■ Prompt
Below are the records. Gather each line that holds "this".

■ Data provided
-- Start --

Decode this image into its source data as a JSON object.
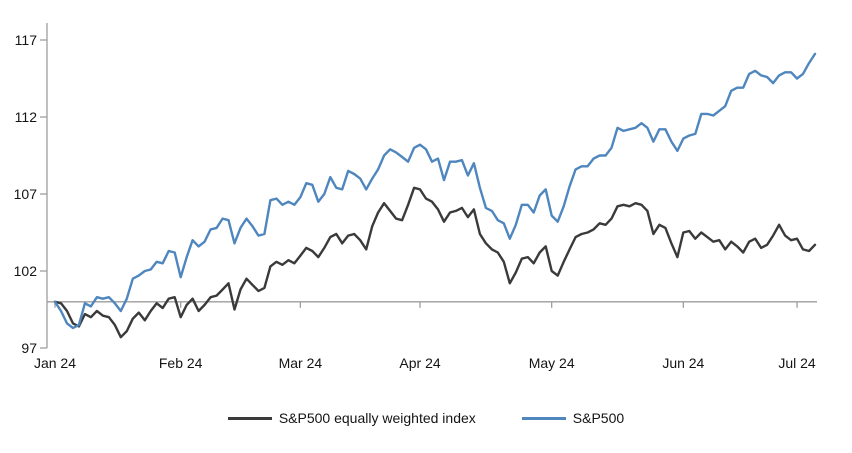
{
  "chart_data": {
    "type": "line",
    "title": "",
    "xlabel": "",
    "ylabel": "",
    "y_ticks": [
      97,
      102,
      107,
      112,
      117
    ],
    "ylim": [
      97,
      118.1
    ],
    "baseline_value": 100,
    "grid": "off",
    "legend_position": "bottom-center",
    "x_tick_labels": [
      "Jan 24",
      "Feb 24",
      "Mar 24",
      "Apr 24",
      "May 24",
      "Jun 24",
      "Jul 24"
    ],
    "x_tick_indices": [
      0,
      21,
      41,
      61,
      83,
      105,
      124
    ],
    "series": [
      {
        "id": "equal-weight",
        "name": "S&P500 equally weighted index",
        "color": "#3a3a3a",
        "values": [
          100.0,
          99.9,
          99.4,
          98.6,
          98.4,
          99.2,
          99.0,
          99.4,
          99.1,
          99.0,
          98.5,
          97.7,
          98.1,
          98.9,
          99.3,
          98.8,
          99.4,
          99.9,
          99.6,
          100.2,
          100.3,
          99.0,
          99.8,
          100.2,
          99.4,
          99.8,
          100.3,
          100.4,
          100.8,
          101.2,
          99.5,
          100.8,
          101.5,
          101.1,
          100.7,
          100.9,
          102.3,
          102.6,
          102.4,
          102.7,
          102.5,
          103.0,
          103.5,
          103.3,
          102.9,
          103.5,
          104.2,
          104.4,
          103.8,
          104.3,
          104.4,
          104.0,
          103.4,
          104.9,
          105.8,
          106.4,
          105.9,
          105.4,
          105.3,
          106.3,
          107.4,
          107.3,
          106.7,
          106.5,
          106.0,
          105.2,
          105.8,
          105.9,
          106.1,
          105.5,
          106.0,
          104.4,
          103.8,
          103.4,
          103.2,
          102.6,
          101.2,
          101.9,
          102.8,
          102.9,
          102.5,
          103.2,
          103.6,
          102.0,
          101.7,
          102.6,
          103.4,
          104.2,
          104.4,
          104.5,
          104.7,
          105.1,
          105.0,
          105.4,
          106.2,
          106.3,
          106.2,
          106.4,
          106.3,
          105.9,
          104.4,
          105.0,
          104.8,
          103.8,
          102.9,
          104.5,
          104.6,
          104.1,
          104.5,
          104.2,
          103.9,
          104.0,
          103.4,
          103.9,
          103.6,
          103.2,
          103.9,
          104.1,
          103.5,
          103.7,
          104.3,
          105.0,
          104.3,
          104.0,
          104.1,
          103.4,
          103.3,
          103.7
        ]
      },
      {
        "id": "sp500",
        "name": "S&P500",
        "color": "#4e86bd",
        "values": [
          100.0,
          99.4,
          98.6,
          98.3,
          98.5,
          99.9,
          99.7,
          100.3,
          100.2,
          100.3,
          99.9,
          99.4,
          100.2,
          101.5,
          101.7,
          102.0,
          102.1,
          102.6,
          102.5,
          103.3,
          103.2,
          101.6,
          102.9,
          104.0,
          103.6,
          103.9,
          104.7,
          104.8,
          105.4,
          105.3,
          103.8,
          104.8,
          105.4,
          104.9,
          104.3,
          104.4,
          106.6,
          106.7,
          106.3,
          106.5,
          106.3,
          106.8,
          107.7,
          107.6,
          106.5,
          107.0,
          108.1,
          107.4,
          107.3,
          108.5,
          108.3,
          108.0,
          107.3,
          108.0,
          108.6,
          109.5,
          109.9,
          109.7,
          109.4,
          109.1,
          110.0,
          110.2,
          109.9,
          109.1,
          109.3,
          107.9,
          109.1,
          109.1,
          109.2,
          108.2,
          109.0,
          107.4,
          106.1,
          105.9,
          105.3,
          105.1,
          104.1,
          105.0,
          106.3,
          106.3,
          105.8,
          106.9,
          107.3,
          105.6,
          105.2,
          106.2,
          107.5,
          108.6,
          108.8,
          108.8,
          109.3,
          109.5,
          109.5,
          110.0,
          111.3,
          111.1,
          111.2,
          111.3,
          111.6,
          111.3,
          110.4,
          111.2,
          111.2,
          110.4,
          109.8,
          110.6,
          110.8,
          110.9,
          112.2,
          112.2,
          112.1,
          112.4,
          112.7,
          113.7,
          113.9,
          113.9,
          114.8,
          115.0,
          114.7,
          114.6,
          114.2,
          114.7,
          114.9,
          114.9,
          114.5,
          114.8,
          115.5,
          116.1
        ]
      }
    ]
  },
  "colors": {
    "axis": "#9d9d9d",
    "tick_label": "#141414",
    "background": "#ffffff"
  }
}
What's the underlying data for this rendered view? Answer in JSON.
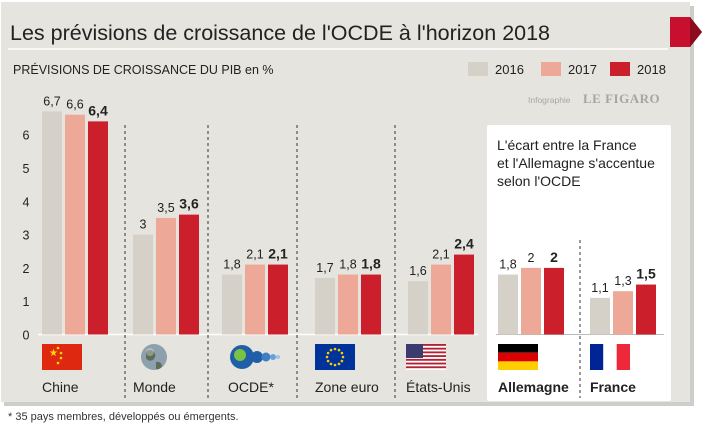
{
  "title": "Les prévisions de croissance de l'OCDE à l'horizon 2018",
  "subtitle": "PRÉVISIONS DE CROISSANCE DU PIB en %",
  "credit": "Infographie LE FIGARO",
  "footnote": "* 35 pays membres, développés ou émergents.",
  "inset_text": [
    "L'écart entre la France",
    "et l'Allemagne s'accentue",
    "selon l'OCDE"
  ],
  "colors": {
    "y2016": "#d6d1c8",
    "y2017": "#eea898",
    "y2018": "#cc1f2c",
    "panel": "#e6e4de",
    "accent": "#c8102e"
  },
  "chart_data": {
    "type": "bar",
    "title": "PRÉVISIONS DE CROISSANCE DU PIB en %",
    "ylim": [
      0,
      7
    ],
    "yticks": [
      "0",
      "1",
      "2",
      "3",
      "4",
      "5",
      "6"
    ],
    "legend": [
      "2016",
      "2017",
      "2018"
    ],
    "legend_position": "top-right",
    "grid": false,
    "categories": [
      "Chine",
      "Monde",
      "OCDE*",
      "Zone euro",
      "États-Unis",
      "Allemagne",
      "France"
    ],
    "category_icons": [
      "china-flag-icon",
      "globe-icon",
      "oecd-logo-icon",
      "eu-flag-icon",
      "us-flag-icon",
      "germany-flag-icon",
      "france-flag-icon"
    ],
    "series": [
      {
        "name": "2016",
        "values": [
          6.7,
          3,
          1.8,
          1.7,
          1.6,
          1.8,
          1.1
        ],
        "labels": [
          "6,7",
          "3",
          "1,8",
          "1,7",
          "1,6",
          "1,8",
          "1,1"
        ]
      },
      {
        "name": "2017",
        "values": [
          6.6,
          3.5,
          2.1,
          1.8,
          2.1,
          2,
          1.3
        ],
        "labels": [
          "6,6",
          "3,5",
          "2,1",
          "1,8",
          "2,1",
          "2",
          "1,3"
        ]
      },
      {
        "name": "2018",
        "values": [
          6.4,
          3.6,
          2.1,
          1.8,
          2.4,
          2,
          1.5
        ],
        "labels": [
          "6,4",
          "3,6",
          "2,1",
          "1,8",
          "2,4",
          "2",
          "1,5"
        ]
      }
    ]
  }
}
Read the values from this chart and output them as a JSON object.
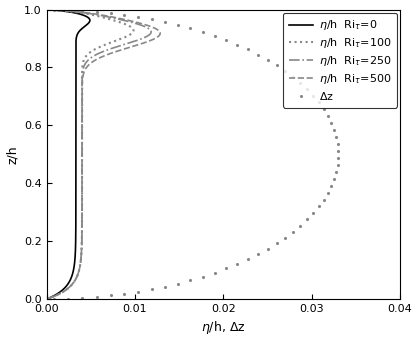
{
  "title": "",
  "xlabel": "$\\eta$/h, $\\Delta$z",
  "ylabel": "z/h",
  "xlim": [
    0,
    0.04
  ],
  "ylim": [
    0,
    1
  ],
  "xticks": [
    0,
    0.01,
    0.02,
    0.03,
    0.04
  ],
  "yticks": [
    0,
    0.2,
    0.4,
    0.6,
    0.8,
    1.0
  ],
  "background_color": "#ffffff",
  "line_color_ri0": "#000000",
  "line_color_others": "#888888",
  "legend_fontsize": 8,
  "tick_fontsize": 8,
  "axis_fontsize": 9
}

-- End --

■ Output below
Decode this image into its source data as a JSON object.
What's the underlying data for this rendered view? Answer in JSON.
Read the values from this chart and output them as a JSON object.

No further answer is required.